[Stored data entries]
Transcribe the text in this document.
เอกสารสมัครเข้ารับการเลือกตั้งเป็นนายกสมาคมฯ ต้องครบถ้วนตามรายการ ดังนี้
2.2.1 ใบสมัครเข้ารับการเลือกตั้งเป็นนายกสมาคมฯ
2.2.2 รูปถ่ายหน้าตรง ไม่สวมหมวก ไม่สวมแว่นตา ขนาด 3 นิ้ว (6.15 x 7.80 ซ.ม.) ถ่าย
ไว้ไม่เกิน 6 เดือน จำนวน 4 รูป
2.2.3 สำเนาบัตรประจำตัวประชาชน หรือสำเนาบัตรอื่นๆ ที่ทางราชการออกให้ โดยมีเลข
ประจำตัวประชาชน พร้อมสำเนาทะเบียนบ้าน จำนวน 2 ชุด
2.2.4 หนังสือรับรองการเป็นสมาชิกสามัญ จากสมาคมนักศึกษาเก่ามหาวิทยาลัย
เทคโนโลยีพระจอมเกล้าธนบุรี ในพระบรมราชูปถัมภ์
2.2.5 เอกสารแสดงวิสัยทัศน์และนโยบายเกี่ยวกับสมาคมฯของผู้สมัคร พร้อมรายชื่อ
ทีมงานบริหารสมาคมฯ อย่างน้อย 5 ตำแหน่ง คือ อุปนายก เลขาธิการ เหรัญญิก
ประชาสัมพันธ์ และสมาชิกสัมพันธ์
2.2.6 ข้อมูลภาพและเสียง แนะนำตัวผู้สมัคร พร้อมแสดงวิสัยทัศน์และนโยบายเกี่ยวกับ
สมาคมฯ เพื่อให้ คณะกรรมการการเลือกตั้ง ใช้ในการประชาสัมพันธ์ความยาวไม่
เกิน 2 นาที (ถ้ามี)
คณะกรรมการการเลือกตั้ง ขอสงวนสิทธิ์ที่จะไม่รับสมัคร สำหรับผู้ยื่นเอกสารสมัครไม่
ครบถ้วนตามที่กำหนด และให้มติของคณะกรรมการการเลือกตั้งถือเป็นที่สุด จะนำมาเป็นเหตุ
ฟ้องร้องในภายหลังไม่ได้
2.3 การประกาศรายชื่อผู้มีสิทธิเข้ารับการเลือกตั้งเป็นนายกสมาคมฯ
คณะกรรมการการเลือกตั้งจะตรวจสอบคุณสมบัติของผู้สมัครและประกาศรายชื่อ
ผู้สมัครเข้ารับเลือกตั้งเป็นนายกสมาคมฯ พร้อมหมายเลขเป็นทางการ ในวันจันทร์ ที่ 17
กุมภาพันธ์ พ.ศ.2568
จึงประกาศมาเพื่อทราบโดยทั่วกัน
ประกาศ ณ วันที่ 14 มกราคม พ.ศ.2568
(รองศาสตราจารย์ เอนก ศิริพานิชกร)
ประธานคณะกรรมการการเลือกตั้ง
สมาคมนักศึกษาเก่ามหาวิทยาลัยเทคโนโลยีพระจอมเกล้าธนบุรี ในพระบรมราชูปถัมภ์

PROBLEM REQUIREMENTS: Above are the records. Copy every line in them holding "วประชาชน".

SOLUTION TO THIS PROBLEM:
2.2.3 สำเนาบัตรประจำตัวประชาชน หรือสำเนาบัตรอื่นๆ ที่ทางราชการออกให้ โดยมีเลข
ประจำตัวประชาชน พร้อมสำเนาทะเบียนบ้าน จำนวน 2 ชุด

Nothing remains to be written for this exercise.